Directions for this task —
Below are records. Copy every line with "lives" in it.

+++ Input rows +++

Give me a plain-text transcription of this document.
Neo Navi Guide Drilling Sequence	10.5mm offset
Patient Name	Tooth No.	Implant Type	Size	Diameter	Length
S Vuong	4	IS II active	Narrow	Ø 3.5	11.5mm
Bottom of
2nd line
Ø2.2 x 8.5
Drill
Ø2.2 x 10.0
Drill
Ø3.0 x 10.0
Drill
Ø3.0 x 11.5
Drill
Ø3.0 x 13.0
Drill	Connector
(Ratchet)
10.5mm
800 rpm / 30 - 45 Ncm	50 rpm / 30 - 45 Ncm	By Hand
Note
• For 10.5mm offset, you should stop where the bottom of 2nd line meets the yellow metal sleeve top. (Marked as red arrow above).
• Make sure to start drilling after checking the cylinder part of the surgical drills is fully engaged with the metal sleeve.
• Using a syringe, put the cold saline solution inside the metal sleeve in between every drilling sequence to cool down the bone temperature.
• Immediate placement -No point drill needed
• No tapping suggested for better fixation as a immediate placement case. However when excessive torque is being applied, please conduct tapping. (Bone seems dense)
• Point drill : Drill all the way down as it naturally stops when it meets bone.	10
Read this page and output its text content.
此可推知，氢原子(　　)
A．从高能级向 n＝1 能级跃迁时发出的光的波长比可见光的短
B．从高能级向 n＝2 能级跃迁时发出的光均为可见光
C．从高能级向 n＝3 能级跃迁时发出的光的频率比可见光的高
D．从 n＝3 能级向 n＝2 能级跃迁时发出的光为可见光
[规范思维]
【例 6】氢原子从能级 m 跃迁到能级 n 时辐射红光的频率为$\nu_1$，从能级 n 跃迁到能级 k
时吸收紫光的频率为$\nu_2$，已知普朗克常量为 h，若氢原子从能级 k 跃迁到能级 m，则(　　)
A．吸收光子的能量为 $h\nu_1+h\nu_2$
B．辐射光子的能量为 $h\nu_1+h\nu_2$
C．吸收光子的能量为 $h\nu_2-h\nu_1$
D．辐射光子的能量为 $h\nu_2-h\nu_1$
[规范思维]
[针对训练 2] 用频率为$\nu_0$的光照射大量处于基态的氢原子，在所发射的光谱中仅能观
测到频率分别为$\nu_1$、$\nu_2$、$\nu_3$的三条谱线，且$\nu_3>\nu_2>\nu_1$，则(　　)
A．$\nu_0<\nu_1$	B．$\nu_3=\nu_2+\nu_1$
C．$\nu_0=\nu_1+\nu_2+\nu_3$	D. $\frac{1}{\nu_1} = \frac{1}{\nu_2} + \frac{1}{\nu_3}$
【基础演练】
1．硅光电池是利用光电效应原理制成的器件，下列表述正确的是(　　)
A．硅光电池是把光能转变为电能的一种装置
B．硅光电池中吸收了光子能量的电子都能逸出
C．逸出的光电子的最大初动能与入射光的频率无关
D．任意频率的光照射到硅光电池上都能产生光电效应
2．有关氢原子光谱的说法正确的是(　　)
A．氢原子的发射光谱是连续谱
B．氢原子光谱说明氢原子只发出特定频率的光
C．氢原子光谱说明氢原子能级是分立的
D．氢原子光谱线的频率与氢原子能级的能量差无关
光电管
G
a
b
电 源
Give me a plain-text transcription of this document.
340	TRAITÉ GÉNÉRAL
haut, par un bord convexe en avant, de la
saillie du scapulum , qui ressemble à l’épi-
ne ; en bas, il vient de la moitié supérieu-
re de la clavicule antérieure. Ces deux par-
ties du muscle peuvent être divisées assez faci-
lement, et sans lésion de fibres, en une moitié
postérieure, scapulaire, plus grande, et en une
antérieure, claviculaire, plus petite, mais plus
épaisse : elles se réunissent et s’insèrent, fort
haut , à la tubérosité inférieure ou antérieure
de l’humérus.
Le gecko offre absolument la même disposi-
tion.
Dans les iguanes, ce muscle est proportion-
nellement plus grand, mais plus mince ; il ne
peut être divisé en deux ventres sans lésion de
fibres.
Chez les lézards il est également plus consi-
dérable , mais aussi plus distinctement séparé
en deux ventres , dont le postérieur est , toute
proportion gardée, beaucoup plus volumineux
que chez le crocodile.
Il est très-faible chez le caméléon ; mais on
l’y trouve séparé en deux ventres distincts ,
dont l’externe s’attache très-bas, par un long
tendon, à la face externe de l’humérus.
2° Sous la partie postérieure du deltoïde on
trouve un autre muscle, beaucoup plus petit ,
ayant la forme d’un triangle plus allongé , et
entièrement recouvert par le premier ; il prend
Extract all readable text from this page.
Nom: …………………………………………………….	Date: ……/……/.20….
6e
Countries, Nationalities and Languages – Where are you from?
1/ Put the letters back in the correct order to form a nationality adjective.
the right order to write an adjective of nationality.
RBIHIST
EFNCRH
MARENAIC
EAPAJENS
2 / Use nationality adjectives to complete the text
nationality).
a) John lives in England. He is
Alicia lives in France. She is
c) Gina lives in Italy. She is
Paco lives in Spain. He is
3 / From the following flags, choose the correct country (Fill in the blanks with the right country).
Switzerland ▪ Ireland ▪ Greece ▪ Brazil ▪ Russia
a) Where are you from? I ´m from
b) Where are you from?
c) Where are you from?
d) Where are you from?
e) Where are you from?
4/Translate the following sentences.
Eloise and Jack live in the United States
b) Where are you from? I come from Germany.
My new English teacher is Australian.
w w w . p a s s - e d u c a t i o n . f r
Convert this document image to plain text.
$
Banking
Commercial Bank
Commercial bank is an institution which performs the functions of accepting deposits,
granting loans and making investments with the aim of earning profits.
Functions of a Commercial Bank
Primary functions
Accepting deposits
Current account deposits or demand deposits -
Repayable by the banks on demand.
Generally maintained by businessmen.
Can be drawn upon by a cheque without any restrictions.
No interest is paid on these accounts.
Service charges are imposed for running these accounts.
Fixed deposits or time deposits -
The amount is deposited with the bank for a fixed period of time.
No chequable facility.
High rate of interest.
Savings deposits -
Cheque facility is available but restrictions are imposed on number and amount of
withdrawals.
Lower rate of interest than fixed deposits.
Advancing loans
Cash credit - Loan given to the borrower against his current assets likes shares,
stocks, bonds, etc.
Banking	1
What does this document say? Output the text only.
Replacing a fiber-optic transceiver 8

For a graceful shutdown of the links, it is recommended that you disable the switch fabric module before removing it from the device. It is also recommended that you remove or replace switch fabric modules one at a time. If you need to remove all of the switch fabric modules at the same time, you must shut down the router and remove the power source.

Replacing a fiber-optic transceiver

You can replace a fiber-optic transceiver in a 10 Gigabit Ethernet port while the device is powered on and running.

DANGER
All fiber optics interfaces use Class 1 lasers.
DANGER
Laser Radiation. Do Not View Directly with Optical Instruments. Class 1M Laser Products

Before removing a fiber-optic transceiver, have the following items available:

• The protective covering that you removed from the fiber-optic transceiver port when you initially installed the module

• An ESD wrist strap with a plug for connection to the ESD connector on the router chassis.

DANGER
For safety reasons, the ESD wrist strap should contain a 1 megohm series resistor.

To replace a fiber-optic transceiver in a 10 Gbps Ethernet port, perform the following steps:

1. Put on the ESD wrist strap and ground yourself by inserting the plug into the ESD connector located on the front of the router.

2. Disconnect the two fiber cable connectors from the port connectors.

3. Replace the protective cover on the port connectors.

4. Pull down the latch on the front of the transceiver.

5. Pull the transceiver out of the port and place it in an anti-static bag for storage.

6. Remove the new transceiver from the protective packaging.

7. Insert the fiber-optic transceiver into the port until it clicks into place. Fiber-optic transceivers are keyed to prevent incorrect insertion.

+++

The solution —
a) John lives in England. He is
Alicia lives in France. She is
c) Gina lives in Italy. She is
Paco lives in Spain. He is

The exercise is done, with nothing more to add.